Objective: Find the number of lines in these records where the word "name" appears. Reply with that number and nothing more.

Records from a collection of figures
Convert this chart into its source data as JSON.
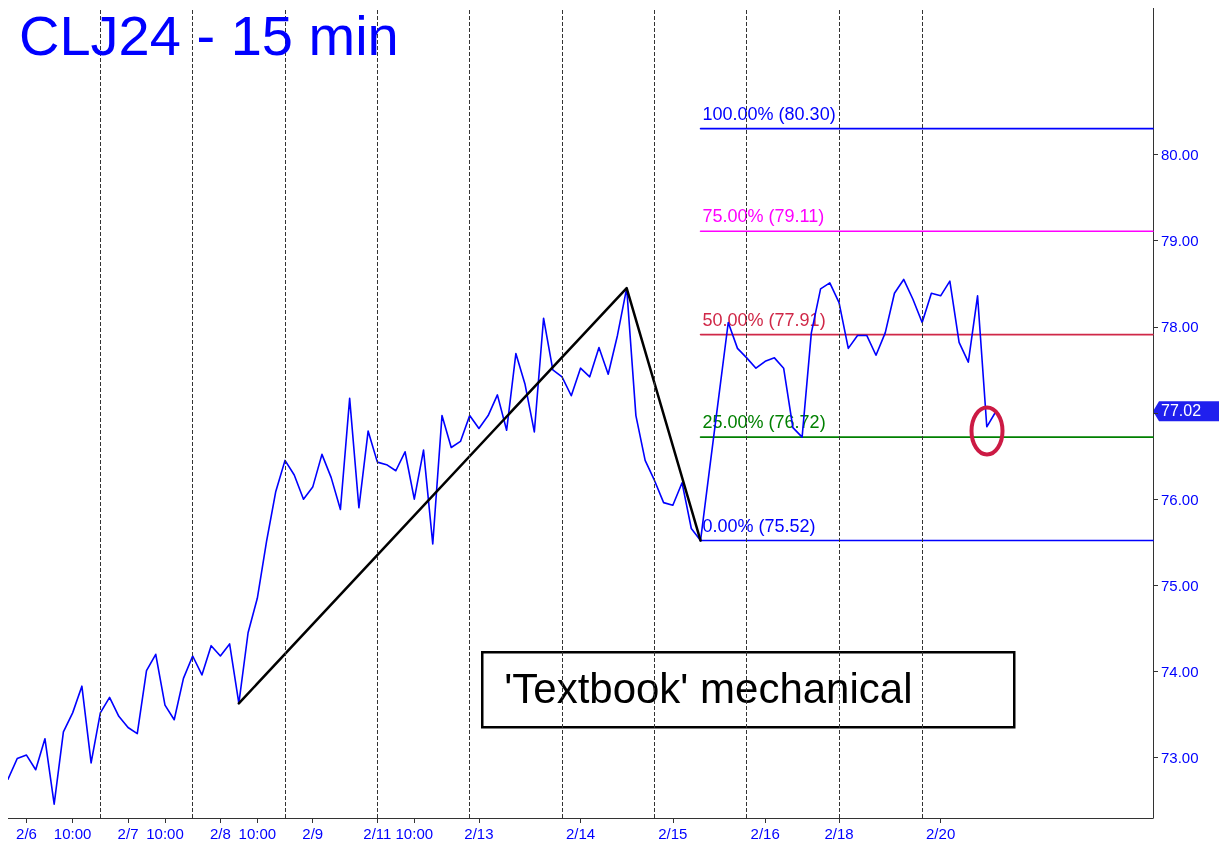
{
  "chart_data": {
    "type": "line",
    "title": "CLJ24 - 15 min",
    "categories": [
      null,
      null,
      "2/6",
      null,
      null,
      null,
      null,
      "10:00",
      null,
      null,
      null,
      null,
      null,
      "2/7",
      null,
      null,
      null,
      "10:00",
      null,
      null,
      null,
      null,
      null,
      "2/8",
      null,
      null,
      null,
      "10:00",
      null,
      null,
      null,
      null,
      null,
      "2/9",
      null,
      null,
      null,
      null,
      null,
      null,
      "2/11",
      null,
      null,
      null,
      "10:00",
      null,
      null,
      null,
      null,
      null,
      null,
      "2/13",
      null,
      null,
      null,
      null,
      null,
      null,
      null,
      null,
      null,
      null,
      "2/14",
      null,
      null,
      null,
      null,
      null,
      null,
      null,
      null,
      null,
      "2/15",
      null,
      null,
      null,
      null,
      null,
      null,
      null,
      null,
      null,
      "2/16",
      null,
      null,
      null,
      null,
      null,
      null,
      null,
      "2/18",
      null,
      null,
      null,
      null,
      null,
      null,
      null,
      null,
      null,
      null,
      "2/20",
      null,
      null,
      null,
      null,
      null,
      null,
      null,
      null,
      null,
      null,
      null,
      null,
      null,
      null,
      null,
      null,
      null,
      null,
      null,
      null,
      null,
      null,
      null
    ],
    "ylim": [
      72.3,
      81.7
    ],
    "yticks": [
      {
        "value": 73,
        "label": "73.00"
      },
      {
        "value": 74,
        "label": "74.00"
      },
      {
        "value": 75,
        "label": "75.00"
      },
      {
        "value": 76,
        "label": "76.00"
      },
      {
        "value": 77,
        "label": null
      },
      {
        "value": 78,
        "label": "78.00"
      },
      {
        "value": 79,
        "label": "79.00"
      },
      {
        "value": 80,
        "label": "80.00"
      }
    ],
    "grid": false,
    "legend": false,
    "marker": "none",
    "line_style": "solid",
    "series": [
      {
        "color": "#0000ff",
        "values": [
          72.75,
          72.99,
          73.03,
          72.86,
          73.22,
          72.46,
          73.3,
          73.52,
          73.83,
          72.94,
          73.52,
          73.7,
          73.48,
          73.35,
          73.28,
          74.01,
          74.2,
          73.61,
          73.44,
          73.92,
          74.18,
          73.96,
          74.3,
          74.18,
          74.32,
          73.63,
          74.45,
          74.85,
          75.51,
          76.09,
          76.45,
          76.28,
          76.0,
          76.14,
          76.52,
          76.25,
          75.88,
          77.17,
          75.9,
          76.79,
          76.43,
          76.4,
          76.33,
          76.55,
          76.0,
          76.57,
          75.48,
          76.97,
          76.6,
          76.67,
          76.97,
          76.82,
          76.97,
          77.21,
          76.8,
          77.69,
          77.33,
          76.78,
          78.1,
          77.5,
          77.42,
          77.2,
          77.52,
          77.42,
          77.76,
          77.45,
          77.9,
          78.45,
          76.97,
          76.45,
          76.22,
          75.96,
          75.93,
          76.19,
          75.66,
          75.52,
          76.37,
          77.21,
          78.05,
          77.75,
          77.64,
          77.52,
          77.6,
          77.64,
          77.52,
          76.83,
          76.72,
          77.93,
          78.44,
          78.51,
          78.28,
          77.75,
          77.9,
          77.9,
          77.67,
          77.93,
          78.39,
          78.55,
          78.32,
          78.05,
          78.39,
          78.36,
          78.53,
          77.82,
          77.59,
          78.36,
          76.84,
          77.02,
          null,
          null,
          null,
          null,
          null,
          null,
          null,
          null,
          null,
          null,
          null,
          null,
          null,
          null,
          null,
          null,
          null
        ]
      },
      {
        "color": "#000000",
        "values": [
          null,
          null,
          null,
          null,
          null,
          null,
          null,
          null,
          null,
          null,
          null,
          null,
          null,
          null,
          null,
          null,
          null,
          null,
          null,
          null,
          null,
          null,
          null,
          null,
          null,
          73.63,
          null,
          null,
          null,
          null,
          null,
          null,
          null,
          null,
          null,
          null,
          null,
          null,
          null,
          null,
          null,
          null,
          null,
          null,
          null,
          null,
          null,
          null,
          null,
          null,
          null,
          null,
          null,
          null,
          null,
          null,
          null,
          null,
          null,
          null,
          null,
          null,
          null,
          null,
          null,
          null,
          null,
          78.45,
          null,
          null,
          null,
          null,
          null,
          null,
          null,
          75.52,
          null,
          null,
          null,
          null,
          null,
          null,
          null,
          null,
          null,
          null,
          null,
          null,
          null,
          null,
          null,
          null,
          null,
          null,
          null,
          null,
          null,
          null,
          null,
          null,
          null,
          null,
          null,
          null,
          null,
          null,
          null,
          null,
          null,
          null,
          null,
          null,
          null,
          null,
          null,
          null,
          null,
          null,
          null,
          null,
          null,
          null,
          null,
          null,
          null
        ]
      },
      {
        "name": "100.00% (80.30)",
        "color": "#0000ff",
        "values": [
          null,
          null,
          null,
          null,
          null,
          null,
          null,
          null,
          null,
          null,
          null,
          null,
          null,
          null,
          null,
          null,
          null,
          null,
          null,
          null,
          null,
          null,
          null,
          null,
          null,
          null,
          null,
          null,
          null,
          null,
          null,
          null,
          null,
          null,
          null,
          null,
          null,
          null,
          null,
          null,
          null,
          null,
          null,
          null,
          null,
          null,
          null,
          null,
          null,
          null,
          null,
          null,
          null,
          null,
          null,
          null,
          null,
          null,
          null,
          null,
          null,
          null,
          null,
          null,
          null,
          null,
          null,
          null,
          null,
          null,
          null,
          null,
          null,
          null,
          null,
          80.3,
          80.3,
          80.3,
          80.3,
          80.3,
          80.3,
          80.3,
          80.3,
          80.3,
          80.3,
          80.3,
          80.3,
          80.3,
          80.3,
          80.3,
          80.3,
          80.3,
          80.3,
          80.3,
          80.3,
          80.3,
          80.3,
          80.3,
          80.3,
          80.3,
          80.3,
          80.3,
          80.3,
          80.3,
          80.3,
          80.3,
          80.3,
          80.3,
          80.3,
          80.3,
          80.3,
          80.3,
          80.3,
          80.3,
          80.3,
          80.3,
          80.3,
          80.3,
          80.3,
          80.3,
          80.3,
          80.3,
          80.3,
          80.3,
          80.3
        ]
      },
      {
        "name": "75.00% (79.11)",
        "color": "#ff00ff",
        "values": [
          null,
          null,
          null,
          null,
          null,
          null,
          null,
          null,
          null,
          null,
          null,
          null,
          null,
          null,
          null,
          null,
          null,
          null,
          null,
          null,
          null,
          null,
          null,
          null,
          null,
          null,
          null,
          null,
          null,
          null,
          null,
          null,
          null,
          null,
          null,
          null,
          null,
          null,
          null,
          null,
          null,
          null,
          null,
          null,
          null,
          null,
          null,
          null,
          null,
          null,
          null,
          null,
          null,
          null,
          null,
          null,
          null,
          null,
          null,
          null,
          null,
          null,
          null,
          null,
          null,
          null,
          null,
          null,
          null,
          null,
          null,
          null,
          null,
          null,
          null,
          79.11,
          79.11,
          79.11,
          79.11,
          79.11,
          79.11,
          79.11,
          79.11,
          79.11,
          79.11,
          79.11,
          79.11,
          79.11,
          79.11,
          79.11,
          79.11,
          79.11,
          79.11,
          79.11,
          79.11,
          79.11,
          79.11,
          79.11,
          79.11,
          79.11,
          79.11,
          79.11,
          79.11,
          79.11,
          79.11,
          79.11,
          79.11,
          79.11,
          79.11,
          79.11,
          79.11,
          79.11,
          79.11,
          79.11,
          79.11,
          79.11,
          79.11,
          79.11,
          79.11,
          79.11,
          79.11,
          79.11,
          79.11,
          79.11,
          79.11
        ]
      },
      {
        "name": "50.00% (77.91)",
        "color": "#d02848",
        "values": [
          null,
          null,
          null,
          null,
          null,
          null,
          null,
          null,
          null,
          null,
          null,
          null,
          null,
          null,
          null,
          null,
          null,
          null,
          null,
          null,
          null,
          null,
          null,
          null,
          null,
          null,
          null,
          null,
          null,
          null,
          null,
          null,
          null,
          null,
          null,
          null,
          null,
          null,
          null,
          null,
          null,
          null,
          null,
          null,
          null,
          null,
          null,
          null,
          null,
          null,
          null,
          null,
          null,
          null,
          null,
          null,
          null,
          null,
          null,
          null,
          null,
          null,
          null,
          null,
          null,
          null,
          null,
          null,
          null,
          null,
          null,
          null,
          null,
          null,
          null,
          77.91,
          77.91,
          77.91,
          77.91,
          77.91,
          77.91,
          77.91,
          77.91,
          77.91,
          77.91,
          77.91,
          77.91,
          77.91,
          77.91,
          77.91,
          77.91,
          77.91,
          77.91,
          77.91,
          77.91,
          77.91,
          77.91,
          77.91,
          77.91,
          77.91,
          77.91,
          77.91,
          77.91,
          77.91,
          77.91,
          77.91,
          77.91,
          77.91,
          77.91,
          77.91,
          77.91,
          77.91,
          77.91,
          77.91,
          77.91,
          77.91,
          77.91,
          77.91,
          77.91,
          77.91,
          77.91,
          77.91,
          77.91,
          77.91,
          77.91
        ]
      },
      {
        "name": "25.00% (76.72)",
        "color": "#008000",
        "values": [
          null,
          null,
          null,
          null,
          null,
          null,
          null,
          null,
          null,
          null,
          null,
          null,
          null,
          null,
          null,
          null,
          null,
          null,
          null,
          null,
          null,
          null,
          null,
          null,
          null,
          null,
          null,
          null,
          null,
          null,
          null,
          null,
          null,
          null,
          null,
          null,
          null,
          null,
          null,
          null,
          null,
          null,
          null,
          null,
          null,
          null,
          null,
          null,
          null,
          null,
          null,
          null,
          null,
          null,
          null,
          null,
          null,
          null,
          null,
          null,
          null,
          null,
          null,
          null,
          null,
          null,
          null,
          null,
          null,
          null,
          null,
          null,
          null,
          null,
          null,
          76.72,
          76.72,
          76.72,
          76.72,
          76.72,
          76.72,
          76.72,
          76.72,
          76.72,
          76.72,
          76.72,
          76.72,
          76.72,
          76.72,
          76.72,
          76.72,
          76.72,
          76.72,
          76.72,
          76.72,
          76.72,
          76.72,
          76.72,
          76.72,
          76.72,
          76.72,
          76.72,
          76.72,
          76.72,
          76.72,
          76.72,
          76.72,
          76.72,
          76.72,
          76.72,
          76.72,
          76.72,
          76.72,
          76.72,
          76.72,
          76.72,
          76.72,
          76.72,
          76.72,
          76.72,
          76.72,
          76.72,
          76.72,
          76.72,
          76.72
        ]
      },
      {
        "name": "0.00% (75.52)",
        "color": "#0000ff",
        "values": [
          null,
          null,
          null,
          null,
          null,
          null,
          null,
          null,
          null,
          null,
          null,
          null,
          null,
          null,
          null,
          null,
          null,
          null,
          null,
          null,
          null,
          null,
          null,
          null,
          null,
          null,
          null,
          null,
          null,
          null,
          null,
          null,
          null,
          null,
          null,
          null,
          null,
          null,
          null,
          null,
          null,
          null,
          null,
          null,
          null,
          null,
          null,
          null,
          null,
          null,
          null,
          null,
          null,
          null,
          null,
          null,
          null,
          null,
          null,
          null,
          null,
          null,
          null,
          null,
          null,
          null,
          null,
          null,
          null,
          null,
          null,
          null,
          null,
          null,
          null,
          75.52,
          75.52,
          75.52,
          75.52,
          75.52,
          75.52,
          75.52,
          75.52,
          75.52,
          75.52,
          75.52,
          75.52,
          75.52,
          75.52,
          75.52,
          75.52,
          75.52,
          75.52,
          75.52,
          75.52,
          75.52,
          75.52,
          75.52,
          75.52,
          75.52,
          75.52,
          75.52,
          75.52,
          75.52,
          75.52,
          75.52,
          75.52,
          75.52,
          75.52,
          75.52,
          75.52,
          75.52,
          75.52,
          75.52,
          75.52,
          75.52,
          75.52,
          75.52,
          75.52,
          75.52,
          75.52,
          75.52,
          75.52,
          75.52,
          75.52
        ]
      }
    ],
    "annotations": [
      "'Textbook' mechanical",
      "77.02"
    ]
  }
}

Completed exercise: 5